--- Data rows ---
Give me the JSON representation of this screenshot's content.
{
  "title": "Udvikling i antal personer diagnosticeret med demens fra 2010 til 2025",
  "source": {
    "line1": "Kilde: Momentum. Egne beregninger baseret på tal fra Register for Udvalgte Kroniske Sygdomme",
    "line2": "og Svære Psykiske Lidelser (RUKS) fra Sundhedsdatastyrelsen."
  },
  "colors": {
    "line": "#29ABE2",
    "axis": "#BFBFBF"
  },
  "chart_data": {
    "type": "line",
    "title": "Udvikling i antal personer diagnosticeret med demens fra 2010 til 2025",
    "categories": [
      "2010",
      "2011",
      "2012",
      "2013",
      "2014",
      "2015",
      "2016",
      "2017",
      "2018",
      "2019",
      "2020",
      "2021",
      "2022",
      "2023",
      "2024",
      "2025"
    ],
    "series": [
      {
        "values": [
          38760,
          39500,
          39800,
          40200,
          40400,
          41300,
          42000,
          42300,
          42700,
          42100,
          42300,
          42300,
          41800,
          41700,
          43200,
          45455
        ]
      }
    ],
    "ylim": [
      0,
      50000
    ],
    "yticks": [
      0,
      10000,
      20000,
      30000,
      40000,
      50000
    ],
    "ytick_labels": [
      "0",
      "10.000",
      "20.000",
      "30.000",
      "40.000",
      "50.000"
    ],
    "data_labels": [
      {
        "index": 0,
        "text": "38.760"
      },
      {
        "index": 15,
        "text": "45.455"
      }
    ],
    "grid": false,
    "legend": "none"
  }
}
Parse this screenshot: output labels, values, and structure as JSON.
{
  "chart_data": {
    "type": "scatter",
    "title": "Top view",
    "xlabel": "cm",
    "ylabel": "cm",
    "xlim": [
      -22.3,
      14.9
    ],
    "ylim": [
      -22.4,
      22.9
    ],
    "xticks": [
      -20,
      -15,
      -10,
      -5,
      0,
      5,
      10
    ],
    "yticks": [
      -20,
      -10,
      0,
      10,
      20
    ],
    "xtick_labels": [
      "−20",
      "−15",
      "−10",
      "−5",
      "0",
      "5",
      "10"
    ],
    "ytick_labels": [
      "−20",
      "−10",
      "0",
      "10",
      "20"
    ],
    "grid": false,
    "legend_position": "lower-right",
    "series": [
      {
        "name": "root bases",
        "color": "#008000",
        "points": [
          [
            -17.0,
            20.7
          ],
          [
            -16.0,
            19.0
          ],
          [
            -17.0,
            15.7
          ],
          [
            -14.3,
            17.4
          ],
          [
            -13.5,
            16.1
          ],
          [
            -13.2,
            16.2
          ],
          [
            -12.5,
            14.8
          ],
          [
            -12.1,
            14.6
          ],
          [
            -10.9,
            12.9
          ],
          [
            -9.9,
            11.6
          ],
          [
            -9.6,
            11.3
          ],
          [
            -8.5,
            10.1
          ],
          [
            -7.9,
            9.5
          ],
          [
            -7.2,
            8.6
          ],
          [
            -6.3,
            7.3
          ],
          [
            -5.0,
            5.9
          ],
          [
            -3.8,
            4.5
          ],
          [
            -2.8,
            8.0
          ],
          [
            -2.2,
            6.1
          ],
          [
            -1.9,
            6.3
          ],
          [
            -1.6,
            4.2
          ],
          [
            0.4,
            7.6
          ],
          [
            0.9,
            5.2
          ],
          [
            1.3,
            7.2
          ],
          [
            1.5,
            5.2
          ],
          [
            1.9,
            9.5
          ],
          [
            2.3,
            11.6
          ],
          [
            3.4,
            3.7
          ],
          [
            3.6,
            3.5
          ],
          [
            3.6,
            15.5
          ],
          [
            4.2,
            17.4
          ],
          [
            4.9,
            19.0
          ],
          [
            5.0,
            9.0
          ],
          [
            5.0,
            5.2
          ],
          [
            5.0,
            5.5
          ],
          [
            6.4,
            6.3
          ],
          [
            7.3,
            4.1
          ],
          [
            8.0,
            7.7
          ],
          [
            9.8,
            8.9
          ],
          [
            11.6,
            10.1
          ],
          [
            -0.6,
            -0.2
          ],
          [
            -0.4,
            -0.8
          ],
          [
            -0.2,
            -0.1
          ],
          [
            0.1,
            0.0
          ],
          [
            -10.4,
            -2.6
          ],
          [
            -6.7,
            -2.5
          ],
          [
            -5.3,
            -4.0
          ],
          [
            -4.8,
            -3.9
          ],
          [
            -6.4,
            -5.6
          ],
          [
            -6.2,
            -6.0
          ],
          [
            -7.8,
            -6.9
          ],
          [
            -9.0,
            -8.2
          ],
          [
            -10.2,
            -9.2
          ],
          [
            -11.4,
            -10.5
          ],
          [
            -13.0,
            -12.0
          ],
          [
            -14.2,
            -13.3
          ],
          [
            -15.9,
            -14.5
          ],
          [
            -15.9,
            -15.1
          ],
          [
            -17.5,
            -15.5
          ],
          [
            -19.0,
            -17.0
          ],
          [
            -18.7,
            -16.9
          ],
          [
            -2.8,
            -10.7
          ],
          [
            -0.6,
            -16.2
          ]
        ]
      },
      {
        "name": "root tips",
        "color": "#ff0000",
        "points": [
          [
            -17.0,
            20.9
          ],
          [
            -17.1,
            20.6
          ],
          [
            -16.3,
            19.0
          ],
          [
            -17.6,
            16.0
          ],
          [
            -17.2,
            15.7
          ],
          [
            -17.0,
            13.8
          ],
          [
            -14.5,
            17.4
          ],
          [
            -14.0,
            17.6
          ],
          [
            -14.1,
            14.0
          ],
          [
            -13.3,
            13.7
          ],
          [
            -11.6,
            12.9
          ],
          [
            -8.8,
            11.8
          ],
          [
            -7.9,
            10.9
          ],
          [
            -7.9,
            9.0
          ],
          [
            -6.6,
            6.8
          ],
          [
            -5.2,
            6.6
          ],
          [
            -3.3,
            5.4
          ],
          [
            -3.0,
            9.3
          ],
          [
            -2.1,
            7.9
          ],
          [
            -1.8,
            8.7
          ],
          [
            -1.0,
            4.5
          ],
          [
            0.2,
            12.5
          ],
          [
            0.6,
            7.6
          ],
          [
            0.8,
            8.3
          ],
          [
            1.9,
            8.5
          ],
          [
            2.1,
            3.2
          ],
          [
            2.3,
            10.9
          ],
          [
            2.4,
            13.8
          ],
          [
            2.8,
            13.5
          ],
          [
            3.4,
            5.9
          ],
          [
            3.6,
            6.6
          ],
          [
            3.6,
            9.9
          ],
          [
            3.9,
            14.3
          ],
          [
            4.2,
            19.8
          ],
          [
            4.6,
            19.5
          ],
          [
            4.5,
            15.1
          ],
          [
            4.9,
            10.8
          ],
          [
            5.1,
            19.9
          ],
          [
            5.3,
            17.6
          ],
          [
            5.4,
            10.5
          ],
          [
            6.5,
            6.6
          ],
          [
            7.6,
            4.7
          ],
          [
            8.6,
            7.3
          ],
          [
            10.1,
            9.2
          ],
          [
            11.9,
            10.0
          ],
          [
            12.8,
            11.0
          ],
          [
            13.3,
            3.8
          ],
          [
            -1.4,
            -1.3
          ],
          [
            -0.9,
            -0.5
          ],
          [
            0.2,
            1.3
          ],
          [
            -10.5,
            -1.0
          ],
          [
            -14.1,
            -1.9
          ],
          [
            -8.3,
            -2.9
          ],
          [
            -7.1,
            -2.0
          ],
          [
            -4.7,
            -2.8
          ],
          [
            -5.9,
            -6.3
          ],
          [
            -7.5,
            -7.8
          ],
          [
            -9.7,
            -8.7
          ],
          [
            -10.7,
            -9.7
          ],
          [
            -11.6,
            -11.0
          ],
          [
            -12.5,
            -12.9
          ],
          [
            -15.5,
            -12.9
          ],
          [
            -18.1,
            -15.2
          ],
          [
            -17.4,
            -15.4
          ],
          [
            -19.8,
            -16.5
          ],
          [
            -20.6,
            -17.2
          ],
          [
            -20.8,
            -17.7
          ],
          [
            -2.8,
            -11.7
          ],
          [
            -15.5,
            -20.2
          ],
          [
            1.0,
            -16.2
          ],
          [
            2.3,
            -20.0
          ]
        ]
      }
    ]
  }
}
---
Report the number of lines in the listing above that include the word "Udvikling", and nothing else.

2